§ **SUPPLIED DATA**:
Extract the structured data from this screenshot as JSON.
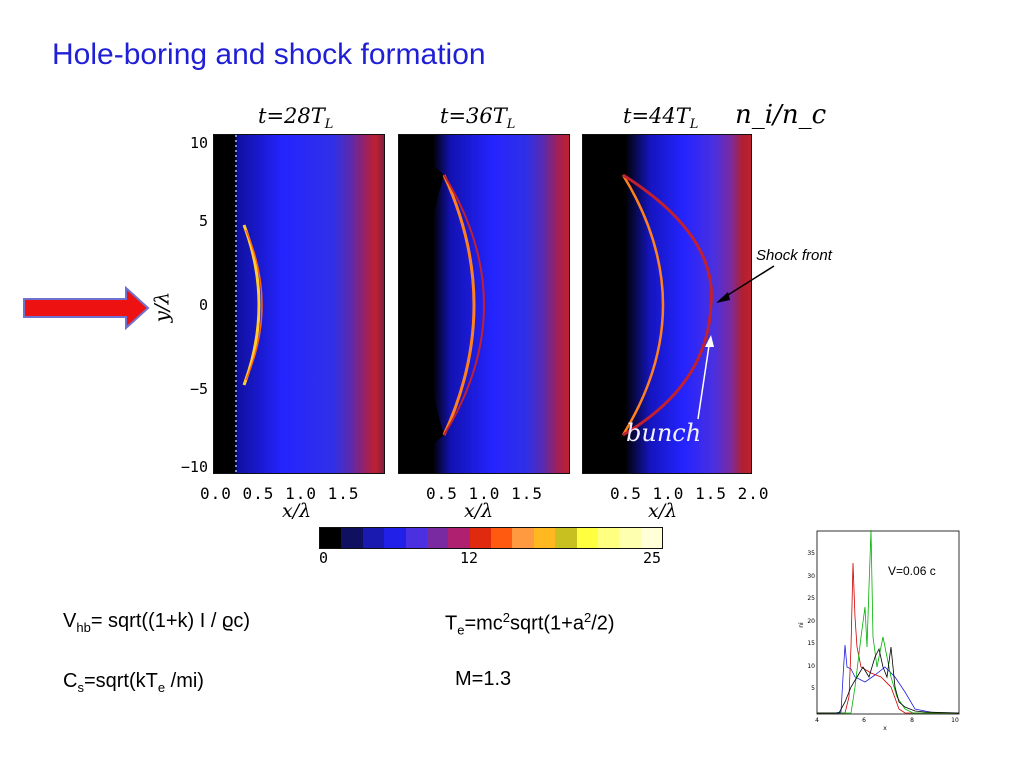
{
  "title": "Hole-boring and shock formation",
  "panels": [
    {
      "time": "t=28T",
      "sub": "L",
      "x_ticks": "0.0 0.5 1.0 1.5"
    },
    {
      "time": "t=36T",
      "sub": "L",
      "x_ticks": "0.5 1.0 1.5"
    },
    {
      "time": "t=44T",
      "sub": "L",
      "x_ticks": "0.5 1.0 1.5 2.0"
    }
  ],
  "quantity_label": "n_i/n_c",
  "y_axis_label": "y/λ",
  "y_ticks": [
    "10",
    "5",
    "0",
    "−5",
    "−10"
  ],
  "x_axis_label": "x/λ",
  "colorbar": {
    "ticks": [
      "0",
      "12",
      "25"
    ],
    "colors": [
      "#000000",
      "#101060",
      "#1a1ab0",
      "#2020e8",
      "#4a30e0",
      "#7a2aa0",
      "#b02070",
      "#e02a10",
      "#ff5a10",
      "#ff9a40",
      "#ffb820",
      "#c8c020",
      "#ffff40",
      "#ffff80",
      "#ffffb0",
      "#ffffd8"
    ]
  },
  "annotations": {
    "shock_front": "Shock front",
    "bunch": "bunch"
  },
  "equations": {
    "vhb": {
      "base": "V",
      "sub": "hb",
      "rest": "= sqrt((1+k) I / ϱc)"
    },
    "cs": {
      "base": "C",
      "sub": "s",
      "mid": "=sqrt(kT",
      "sub2": "e",
      "rest": " /mi)"
    },
    "te": {
      "base": "T",
      "sub": "e",
      "mid": "=mc",
      "sup": "2",
      "mid2": "sqrt(1+a",
      "sup2": "2",
      "rest": "/2)"
    },
    "mach": "M=1.3"
  },
  "small_plot": {
    "velocity": "V=0.06 c",
    "x_label": "x",
    "y_label": "ni",
    "x_ticks": [
      "4",
      "6",
      "8",
      "10"
    ],
    "y_ticks": [
      "5",
      "10",
      "15",
      "20",
      "25",
      "30",
      "35"
    ],
    "colors": {
      "red": "#d00000",
      "green": "#00b000",
      "blue": "#2020e0",
      "black": "#000000"
    }
  },
  "colors": {
    "title": "#1f1fd6",
    "arrow": "#ee1111"
  }
}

§ **EXERCISE DIRECTIONS**: Give an exact copy of the material, leaving out every picture.

§ **SOLUTION TO THIS EXERCISE**:
Extract the structured data from this screenshot as JSON.
{
  "title": "Hole-boring and shock formation",
  "panels": [
    {
      "time": "t=28T",
      "sub": "L",
      "x_ticks": "0.0 0.5 1.0 1.5"
    },
    {
      "time": "t=36T",
      "sub": "L",
      "x_ticks": "0.5 1.0 1.5"
    },
    {
      "time": "t=44T",
      "sub": "L",
      "x_ticks": "0.5 1.0 1.5 2.0"
    }
  ],
  "quantity_label": "n_i/n_c",
  "y_axis_label": "y/λ",
  "y_ticks": [
    "10",
    "5",
    "0",
    "−5",
    "−10"
  ],
  "x_axis_label": "x/λ",
  "colorbar": {
    "ticks": [
      "0",
      "12",
      "25"
    ],
    "colors": [
      "#000000",
      "#101060",
      "#1a1ab0",
      "#2020e8",
      "#4a30e0",
      "#7a2aa0",
      "#b02070",
      "#e02a10",
      "#ff5a10",
      "#ff9a40",
      "#ffb820",
      "#c8c020",
      "#ffff40",
      "#ffff80",
      "#ffffb0",
      "#ffffd8"
    ]
  },
  "annotations": {
    "shock_front": "Shock front",
    "bunch": "bunch"
  },
  "equations": {
    "vhb": {
      "base": "V",
      "sub": "hb",
      "rest": "= sqrt((1+k) I / ϱc)"
    },
    "cs": {
      "base": "C",
      "sub": "s",
      "mid": "=sqrt(kT",
      "sub2": "e",
      "rest": " /mi)"
    },
    "te": {
      "base": "T",
      "sub": "e",
      "mid": "=mc",
      "sup": "2",
      "mid2": "sqrt(1+a",
      "sup2": "2",
      "rest": "/2)"
    },
    "mach": "M=1.3"
  },
  "small_plot": {
    "velocity": "V=0.06 c",
    "x_label": "x",
    "y_label": "ni",
    "x_ticks": [
      "4",
      "6",
      "8",
      "10"
    ],
    "y_ticks": [
      "5",
      "10",
      "15",
      "20",
      "25",
      "30",
      "35"
    ],
    "colors": {
      "red": "#d00000",
      "green": "#00b000",
      "blue": "#2020e0",
      "black": "#000000"
    }
  },
  "colors": {
    "title": "#1f1fd6",
    "arrow": "#ee1111"
  }
}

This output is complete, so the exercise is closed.